◆ **PROBLEM DESCRIPTION**: Work out how many lines of the data hold the string "text", and reply with that number alone.

◆ **SUPPLIED RECORDS**:
--------------------------------------------------
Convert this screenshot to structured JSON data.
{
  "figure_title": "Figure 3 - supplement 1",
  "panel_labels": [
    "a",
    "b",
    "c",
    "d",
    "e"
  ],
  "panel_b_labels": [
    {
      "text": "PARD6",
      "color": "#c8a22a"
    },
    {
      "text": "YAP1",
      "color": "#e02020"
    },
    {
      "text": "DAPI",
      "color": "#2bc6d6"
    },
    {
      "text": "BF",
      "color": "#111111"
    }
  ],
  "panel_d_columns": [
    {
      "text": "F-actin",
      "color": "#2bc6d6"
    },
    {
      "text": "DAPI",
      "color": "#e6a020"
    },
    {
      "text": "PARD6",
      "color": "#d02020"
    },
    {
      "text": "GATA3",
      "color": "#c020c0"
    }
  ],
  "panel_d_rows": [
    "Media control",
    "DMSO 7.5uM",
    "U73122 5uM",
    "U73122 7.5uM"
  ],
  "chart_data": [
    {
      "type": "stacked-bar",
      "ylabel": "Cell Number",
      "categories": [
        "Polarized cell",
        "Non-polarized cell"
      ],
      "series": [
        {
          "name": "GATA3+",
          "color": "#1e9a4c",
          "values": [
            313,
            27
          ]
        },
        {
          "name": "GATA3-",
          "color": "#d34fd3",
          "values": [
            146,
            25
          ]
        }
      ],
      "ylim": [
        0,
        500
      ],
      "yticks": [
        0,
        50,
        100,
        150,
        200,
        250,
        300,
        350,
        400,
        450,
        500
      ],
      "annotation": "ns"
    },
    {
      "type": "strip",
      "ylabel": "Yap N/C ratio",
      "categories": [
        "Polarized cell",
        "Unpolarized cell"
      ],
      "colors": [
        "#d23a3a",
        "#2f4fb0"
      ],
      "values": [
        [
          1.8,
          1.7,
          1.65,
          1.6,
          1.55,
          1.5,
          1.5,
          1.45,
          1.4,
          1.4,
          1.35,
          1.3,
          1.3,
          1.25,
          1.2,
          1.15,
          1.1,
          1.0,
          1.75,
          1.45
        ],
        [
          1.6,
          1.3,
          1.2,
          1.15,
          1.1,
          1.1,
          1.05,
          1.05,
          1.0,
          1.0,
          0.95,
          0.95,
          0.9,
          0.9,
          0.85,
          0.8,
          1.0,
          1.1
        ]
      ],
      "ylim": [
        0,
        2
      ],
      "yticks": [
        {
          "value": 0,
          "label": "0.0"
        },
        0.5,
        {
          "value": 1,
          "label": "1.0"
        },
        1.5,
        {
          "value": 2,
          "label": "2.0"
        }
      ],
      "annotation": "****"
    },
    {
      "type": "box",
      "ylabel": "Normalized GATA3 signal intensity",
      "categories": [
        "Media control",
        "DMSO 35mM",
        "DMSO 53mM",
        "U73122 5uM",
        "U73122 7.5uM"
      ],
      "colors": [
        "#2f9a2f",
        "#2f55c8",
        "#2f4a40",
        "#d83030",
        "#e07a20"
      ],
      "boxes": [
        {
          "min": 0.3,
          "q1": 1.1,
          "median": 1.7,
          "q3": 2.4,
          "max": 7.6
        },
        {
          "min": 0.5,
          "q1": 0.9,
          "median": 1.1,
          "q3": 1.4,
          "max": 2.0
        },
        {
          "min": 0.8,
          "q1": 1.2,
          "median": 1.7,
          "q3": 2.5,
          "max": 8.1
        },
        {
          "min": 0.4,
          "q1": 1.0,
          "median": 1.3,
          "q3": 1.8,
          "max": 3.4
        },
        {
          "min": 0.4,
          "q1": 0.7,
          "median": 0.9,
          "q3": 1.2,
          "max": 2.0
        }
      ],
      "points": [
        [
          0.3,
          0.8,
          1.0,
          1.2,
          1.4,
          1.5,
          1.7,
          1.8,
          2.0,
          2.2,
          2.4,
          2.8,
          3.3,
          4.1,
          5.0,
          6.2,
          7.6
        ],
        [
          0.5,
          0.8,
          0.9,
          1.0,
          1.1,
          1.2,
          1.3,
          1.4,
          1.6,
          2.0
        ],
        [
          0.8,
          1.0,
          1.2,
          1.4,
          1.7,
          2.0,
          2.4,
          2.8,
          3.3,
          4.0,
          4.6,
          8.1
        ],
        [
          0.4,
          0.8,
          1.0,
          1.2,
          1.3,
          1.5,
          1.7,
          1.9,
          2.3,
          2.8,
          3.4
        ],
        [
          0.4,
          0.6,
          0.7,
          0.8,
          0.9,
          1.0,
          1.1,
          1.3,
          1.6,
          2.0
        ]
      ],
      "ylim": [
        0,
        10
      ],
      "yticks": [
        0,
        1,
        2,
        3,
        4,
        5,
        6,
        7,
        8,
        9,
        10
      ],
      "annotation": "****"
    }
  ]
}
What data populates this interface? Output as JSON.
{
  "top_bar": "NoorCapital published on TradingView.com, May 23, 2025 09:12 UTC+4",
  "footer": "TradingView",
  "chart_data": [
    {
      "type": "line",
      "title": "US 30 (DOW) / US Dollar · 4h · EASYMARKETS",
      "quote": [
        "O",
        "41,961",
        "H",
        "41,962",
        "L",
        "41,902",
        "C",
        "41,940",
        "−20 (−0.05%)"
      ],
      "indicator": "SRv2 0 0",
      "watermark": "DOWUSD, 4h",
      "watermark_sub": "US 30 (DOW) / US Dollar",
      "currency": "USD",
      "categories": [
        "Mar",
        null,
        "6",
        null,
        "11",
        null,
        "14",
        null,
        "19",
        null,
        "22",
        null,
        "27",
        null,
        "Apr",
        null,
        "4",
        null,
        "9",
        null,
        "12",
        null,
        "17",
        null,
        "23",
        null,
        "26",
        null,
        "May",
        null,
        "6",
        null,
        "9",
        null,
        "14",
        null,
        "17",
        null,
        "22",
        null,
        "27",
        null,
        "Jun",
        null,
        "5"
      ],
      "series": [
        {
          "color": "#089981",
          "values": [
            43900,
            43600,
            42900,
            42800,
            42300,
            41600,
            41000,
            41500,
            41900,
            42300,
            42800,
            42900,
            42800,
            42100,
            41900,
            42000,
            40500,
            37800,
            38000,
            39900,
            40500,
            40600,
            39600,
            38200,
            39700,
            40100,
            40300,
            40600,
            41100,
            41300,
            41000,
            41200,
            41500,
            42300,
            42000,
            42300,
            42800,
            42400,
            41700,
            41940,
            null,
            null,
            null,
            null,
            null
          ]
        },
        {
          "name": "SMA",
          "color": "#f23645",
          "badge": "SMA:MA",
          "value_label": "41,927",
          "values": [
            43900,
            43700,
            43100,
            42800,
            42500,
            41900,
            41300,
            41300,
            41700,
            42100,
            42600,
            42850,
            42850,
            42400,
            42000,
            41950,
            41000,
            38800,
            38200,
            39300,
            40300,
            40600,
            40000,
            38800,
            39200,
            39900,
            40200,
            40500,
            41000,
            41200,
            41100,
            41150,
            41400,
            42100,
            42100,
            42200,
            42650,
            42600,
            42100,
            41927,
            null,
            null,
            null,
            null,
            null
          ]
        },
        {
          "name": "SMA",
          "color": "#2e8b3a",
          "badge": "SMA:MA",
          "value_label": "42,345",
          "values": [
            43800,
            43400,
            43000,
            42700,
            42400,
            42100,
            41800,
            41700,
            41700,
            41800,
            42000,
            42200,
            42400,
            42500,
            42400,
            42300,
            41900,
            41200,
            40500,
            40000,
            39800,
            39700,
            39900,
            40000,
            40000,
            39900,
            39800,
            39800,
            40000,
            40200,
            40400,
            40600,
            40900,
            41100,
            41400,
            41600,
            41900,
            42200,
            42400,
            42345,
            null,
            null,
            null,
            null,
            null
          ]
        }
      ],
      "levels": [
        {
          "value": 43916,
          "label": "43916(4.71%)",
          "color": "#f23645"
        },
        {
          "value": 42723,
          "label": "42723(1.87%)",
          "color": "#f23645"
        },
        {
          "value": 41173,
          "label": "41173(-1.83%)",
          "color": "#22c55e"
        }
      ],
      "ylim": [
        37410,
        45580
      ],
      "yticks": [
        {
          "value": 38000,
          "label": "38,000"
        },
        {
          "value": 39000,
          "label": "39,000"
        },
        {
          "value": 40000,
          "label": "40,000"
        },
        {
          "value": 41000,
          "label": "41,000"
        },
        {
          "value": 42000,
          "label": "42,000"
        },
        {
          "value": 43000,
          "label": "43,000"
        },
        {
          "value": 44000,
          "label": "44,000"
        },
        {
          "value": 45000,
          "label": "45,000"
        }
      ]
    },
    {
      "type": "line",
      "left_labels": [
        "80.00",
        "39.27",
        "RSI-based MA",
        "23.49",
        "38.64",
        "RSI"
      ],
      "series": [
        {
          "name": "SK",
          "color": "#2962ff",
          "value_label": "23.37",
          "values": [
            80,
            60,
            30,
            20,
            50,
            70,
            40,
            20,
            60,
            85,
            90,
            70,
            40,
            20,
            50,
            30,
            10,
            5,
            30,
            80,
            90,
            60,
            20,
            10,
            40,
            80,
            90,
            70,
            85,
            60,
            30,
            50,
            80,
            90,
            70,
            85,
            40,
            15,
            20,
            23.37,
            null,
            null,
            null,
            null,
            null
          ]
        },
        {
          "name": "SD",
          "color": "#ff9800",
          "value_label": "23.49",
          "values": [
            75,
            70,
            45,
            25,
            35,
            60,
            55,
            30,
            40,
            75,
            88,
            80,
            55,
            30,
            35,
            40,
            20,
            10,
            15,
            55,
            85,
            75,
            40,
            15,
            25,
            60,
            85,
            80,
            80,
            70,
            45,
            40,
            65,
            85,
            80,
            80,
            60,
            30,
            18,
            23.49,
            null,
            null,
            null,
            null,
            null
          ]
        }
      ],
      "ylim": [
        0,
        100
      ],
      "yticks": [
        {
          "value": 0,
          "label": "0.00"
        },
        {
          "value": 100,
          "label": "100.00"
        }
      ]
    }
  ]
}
--------------------------------------------------
◆ **TASK ANSWER**: 8